Carry on the newsletter review of multivariate analysis books, starting after its last sentence.

_PASSAGE TO READ_.
******

INQUA Working Group on Data-Handling Methods

Newsletter 1: June 1988

RECENT PUBLICATIONS IN MULTIVARIATE DATA ANALYSIS AND PRACTICAL COMPUTING OF RELEVANCE TO PALAEOECOLOGISTS

H.J.B. Birks, Botanical Institute, University of Bergen, Norway.

In the last few years many books have appeared on multivariate data analysis written either for ecologists or applied statisticians and on practical aspects of computing. Several of these are of direct relevance and importance to palaeoecologists but because of their title or intended readership they might be missed by palaeoecologists. This would be unfortunate as several of these books are not only excellent but also are of great value to all palaeoecologists interested in quantitative analysis of their data using appropriate, robust, and powerful methods. I have found the following eight books to be particularly useful and relevant.

P.G.N. Digby and R.A. Kempton 1987 Multivariate analysis of ecological communities. Chapman and Hall, London and New York, 206 pp. ISGN 0-412-24640- 6 (Hb), ISBN 0-412-24650-3 (Pb).
This is written by two associates of John Gower, one of the leading British applied statisticians based on Rothamsted. Gower has developed several important techniques such as principal co-ordinates analysis, skew- symmetry analysis, and Procrustes rotation. The book is, not surprisingly, particularly strong on recent, 'Rothamsted-Gower' approaches, particularly geometrical scaling or ordination methods, comparison of ordinations by Procrustes rotation, and analysis of asymmetric association matrices. It provides some of the first intermediate-level mathematical of biplots, Procrustes rotation, and skew-symmetry analysis. It is rather weak on classification; for example it barely discusses two-way indicator species analysis and it does not mention sum-of-squares minimum-variance clustering at all.

******

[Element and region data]
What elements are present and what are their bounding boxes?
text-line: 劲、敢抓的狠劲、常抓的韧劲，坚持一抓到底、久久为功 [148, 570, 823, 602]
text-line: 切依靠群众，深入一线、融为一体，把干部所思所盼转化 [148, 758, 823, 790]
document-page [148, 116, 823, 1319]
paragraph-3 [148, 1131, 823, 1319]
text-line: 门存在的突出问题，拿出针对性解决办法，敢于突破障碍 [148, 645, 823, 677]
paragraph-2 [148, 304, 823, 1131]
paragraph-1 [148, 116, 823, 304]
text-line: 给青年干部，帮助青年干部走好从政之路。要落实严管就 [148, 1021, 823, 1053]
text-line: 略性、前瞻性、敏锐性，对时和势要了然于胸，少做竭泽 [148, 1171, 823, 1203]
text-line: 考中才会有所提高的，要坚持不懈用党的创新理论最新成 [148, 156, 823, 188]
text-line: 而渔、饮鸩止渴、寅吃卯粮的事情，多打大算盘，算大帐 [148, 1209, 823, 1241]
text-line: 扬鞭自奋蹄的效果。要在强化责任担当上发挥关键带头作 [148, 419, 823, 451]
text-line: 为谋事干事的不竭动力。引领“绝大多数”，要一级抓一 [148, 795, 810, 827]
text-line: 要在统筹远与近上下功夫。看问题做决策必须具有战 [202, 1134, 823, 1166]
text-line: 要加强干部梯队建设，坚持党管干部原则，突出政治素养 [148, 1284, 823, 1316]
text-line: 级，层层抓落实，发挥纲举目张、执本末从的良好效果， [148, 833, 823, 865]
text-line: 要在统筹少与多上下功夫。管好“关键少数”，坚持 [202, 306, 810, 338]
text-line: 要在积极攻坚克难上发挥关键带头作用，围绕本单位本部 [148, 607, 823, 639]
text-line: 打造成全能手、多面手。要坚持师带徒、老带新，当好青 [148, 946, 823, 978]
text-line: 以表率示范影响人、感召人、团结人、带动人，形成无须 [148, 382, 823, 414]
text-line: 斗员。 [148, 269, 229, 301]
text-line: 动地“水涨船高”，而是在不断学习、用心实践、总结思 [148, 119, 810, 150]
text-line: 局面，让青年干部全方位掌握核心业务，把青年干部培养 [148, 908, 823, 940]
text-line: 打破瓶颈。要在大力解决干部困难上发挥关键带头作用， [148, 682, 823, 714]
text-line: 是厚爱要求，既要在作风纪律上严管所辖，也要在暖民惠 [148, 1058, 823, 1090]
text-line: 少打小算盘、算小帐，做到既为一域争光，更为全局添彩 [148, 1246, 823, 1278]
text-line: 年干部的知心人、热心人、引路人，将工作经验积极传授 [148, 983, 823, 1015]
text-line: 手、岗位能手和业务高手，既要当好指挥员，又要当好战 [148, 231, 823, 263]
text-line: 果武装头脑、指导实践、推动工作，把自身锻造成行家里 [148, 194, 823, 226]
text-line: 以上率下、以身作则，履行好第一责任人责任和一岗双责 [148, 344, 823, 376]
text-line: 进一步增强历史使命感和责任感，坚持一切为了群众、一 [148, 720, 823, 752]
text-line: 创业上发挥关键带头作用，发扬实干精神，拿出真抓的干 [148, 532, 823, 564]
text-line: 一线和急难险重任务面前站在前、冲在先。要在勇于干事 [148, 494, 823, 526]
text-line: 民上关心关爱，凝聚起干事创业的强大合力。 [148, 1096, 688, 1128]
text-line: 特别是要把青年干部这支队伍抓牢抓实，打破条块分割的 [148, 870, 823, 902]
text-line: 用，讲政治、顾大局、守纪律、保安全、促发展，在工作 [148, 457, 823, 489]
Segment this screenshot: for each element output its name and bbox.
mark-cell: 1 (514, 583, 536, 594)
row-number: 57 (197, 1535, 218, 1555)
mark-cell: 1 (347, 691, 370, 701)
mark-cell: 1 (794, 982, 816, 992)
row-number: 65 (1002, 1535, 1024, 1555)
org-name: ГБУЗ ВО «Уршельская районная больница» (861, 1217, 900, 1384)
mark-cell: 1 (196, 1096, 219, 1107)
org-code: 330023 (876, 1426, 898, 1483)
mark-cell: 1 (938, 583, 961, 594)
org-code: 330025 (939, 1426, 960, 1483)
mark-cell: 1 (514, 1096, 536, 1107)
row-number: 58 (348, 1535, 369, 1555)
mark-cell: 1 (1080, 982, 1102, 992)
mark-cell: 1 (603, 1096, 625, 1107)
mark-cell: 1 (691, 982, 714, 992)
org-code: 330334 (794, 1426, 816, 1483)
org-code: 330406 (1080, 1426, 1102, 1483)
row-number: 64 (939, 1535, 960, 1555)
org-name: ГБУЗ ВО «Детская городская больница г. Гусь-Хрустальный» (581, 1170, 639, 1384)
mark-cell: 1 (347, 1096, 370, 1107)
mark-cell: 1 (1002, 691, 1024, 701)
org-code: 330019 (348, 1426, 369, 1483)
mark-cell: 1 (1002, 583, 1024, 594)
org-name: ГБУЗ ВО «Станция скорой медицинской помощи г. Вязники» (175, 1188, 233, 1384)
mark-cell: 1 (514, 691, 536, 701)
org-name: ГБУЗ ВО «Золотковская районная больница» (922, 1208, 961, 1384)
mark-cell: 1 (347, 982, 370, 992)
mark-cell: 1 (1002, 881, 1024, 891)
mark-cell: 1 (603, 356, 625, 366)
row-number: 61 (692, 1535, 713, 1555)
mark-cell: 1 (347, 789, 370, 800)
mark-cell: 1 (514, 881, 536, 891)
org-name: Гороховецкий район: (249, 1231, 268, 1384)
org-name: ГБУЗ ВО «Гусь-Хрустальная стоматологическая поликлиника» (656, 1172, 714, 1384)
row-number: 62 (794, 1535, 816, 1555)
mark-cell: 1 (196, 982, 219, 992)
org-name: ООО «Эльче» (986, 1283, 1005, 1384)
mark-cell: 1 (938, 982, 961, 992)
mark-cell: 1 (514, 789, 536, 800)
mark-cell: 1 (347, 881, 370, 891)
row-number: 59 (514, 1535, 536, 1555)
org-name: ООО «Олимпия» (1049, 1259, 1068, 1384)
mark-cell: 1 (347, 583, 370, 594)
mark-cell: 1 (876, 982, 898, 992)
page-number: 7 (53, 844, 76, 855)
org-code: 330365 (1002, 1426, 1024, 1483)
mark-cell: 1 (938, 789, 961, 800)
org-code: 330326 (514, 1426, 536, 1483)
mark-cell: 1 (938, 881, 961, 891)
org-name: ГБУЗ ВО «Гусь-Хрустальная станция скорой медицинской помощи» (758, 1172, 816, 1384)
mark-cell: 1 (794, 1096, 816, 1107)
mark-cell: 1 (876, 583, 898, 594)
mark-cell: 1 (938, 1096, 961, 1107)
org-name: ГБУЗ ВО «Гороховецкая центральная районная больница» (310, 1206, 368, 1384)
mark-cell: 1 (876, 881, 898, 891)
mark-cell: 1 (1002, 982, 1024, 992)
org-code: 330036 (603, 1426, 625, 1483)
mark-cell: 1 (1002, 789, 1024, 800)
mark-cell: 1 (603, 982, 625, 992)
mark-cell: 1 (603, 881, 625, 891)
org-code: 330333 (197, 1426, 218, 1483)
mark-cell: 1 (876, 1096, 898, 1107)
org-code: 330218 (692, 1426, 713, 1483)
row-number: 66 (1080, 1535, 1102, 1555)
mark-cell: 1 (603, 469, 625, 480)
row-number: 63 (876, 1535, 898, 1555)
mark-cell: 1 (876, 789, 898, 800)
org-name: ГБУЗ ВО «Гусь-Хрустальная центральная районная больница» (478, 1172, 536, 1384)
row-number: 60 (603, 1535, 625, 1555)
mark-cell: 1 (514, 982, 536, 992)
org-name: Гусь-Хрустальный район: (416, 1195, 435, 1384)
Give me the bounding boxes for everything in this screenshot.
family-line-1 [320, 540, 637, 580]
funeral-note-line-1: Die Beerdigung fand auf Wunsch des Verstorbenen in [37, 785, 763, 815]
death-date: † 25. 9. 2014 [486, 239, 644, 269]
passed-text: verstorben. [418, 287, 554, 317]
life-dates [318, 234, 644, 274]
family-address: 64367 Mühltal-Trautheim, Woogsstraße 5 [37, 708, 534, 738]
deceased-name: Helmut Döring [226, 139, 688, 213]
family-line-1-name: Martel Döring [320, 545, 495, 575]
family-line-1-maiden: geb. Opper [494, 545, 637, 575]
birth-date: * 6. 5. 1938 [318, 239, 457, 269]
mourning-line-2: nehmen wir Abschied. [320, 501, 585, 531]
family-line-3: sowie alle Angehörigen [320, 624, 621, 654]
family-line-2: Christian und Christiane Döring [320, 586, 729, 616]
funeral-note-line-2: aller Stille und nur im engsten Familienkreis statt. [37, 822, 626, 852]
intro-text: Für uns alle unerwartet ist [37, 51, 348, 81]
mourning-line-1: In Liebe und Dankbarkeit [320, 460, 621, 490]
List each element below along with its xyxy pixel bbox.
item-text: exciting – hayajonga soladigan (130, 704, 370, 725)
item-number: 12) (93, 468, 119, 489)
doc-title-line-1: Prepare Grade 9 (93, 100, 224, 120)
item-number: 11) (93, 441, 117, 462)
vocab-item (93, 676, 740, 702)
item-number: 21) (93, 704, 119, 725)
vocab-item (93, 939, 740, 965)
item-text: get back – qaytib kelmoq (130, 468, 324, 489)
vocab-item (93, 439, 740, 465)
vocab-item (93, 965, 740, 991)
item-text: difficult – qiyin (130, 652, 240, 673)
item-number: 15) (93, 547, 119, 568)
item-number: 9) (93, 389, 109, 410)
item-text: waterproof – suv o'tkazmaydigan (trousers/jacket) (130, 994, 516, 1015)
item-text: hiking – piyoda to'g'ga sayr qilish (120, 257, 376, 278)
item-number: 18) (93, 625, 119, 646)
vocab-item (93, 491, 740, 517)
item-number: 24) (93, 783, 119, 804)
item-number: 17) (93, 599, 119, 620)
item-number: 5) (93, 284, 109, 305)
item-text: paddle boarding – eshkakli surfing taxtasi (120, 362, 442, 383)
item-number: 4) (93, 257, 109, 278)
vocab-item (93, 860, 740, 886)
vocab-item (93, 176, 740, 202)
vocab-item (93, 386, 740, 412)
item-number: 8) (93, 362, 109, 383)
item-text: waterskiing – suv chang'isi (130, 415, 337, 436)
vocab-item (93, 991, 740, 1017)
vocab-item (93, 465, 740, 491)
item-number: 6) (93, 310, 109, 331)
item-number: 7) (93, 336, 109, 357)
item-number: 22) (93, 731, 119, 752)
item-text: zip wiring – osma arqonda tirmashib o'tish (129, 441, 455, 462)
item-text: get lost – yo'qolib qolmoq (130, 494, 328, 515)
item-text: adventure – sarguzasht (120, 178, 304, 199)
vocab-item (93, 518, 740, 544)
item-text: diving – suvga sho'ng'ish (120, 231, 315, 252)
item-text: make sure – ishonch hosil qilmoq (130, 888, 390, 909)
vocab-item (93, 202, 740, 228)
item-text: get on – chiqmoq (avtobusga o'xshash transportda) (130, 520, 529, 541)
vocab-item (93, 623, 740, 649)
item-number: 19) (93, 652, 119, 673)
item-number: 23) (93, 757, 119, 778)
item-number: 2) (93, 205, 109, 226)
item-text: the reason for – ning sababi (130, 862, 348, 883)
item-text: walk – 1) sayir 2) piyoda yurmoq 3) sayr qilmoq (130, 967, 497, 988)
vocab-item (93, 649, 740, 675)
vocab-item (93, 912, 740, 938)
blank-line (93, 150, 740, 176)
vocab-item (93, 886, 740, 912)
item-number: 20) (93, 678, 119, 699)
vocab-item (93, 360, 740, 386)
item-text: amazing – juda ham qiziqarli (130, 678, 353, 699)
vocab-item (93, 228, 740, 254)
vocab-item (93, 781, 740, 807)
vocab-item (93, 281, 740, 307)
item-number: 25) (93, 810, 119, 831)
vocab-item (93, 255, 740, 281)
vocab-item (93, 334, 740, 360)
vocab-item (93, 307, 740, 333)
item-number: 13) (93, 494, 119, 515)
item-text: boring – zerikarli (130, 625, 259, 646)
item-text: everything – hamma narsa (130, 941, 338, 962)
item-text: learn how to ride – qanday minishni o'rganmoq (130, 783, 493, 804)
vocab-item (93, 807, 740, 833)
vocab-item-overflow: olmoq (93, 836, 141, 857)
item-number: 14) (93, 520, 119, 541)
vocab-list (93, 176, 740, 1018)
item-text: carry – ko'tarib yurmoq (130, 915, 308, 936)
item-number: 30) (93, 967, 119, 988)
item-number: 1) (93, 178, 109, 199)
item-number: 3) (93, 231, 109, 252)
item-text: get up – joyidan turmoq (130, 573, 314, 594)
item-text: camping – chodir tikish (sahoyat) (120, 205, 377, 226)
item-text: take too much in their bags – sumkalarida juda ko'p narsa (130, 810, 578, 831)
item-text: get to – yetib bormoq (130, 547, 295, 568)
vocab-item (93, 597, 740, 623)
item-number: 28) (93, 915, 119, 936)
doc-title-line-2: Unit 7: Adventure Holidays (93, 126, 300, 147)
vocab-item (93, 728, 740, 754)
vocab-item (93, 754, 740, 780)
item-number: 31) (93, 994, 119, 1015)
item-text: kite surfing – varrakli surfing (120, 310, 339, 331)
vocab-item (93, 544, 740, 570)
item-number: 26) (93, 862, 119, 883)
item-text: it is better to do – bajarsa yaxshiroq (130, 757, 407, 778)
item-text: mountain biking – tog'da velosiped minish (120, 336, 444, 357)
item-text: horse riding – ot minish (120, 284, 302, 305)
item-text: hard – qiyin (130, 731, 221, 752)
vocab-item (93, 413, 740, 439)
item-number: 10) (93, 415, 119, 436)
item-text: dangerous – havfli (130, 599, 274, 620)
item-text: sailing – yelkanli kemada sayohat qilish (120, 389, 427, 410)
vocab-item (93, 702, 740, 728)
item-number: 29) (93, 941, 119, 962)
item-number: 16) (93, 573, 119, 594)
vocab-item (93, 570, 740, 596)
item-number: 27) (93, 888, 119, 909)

******

_WRITTEN REPLY_.
It is a very useful book that neatly complements A.D. Gordon's (1981) excellent Classification book (Chapman and Hall).

R.H.G. Jongman, C.J.F. ter Braak, and O.F.R. van Togeren 1987 Data analysis in community and landscape ecology. Pudoc, Wageningen, 299 pp. ISBN 90-220-0908- 4.
This is an excellent and extremely valuable book, although written primarily for community and landscape ecologists, much of it is directly relevant to palaeoecologists. The largest chapter is on ordination (by Cajo ter Braak) in which he builds up from indirect gradient analysis methods of correspondence analysis, detrended correspondence analysis, principal components analysis, and biplots to the new direct gradient analysis techniques of canonical correspondence analysis and redundancy analysis. Important and ecologically critical distinctions are made throughout between linear and unimodal responses between organisms and their environment and emphasis throughout is on ecological realism, interpretation, and robustness. There are also excellent chapters on regression, with a clear and simple explanation of logit regression (regression for presence/absence data) and of generalized linear models, on calibration and response functions, and on the analysis of spatial data, with clear introductions to spatial autocorrelation, spatial semivariance, and kriging (a powerful spatial-interpolation technique). Other chapters concern data collection, classification, and case studies.

The book provides a wonderfully stimulating introduction to many new and powerful methods of data analysis that are of direct applicability in palaeoecology. It is written for those "who want to understand better the methods they are using and are eager to learn new, more powerful methods". It is a must for any quantitative palaeoecologist.

I.T. Joliffe 1986 Principal component analysis. Springer-Verlag, New York, 271 pp. ISBN 0-387-96269-7.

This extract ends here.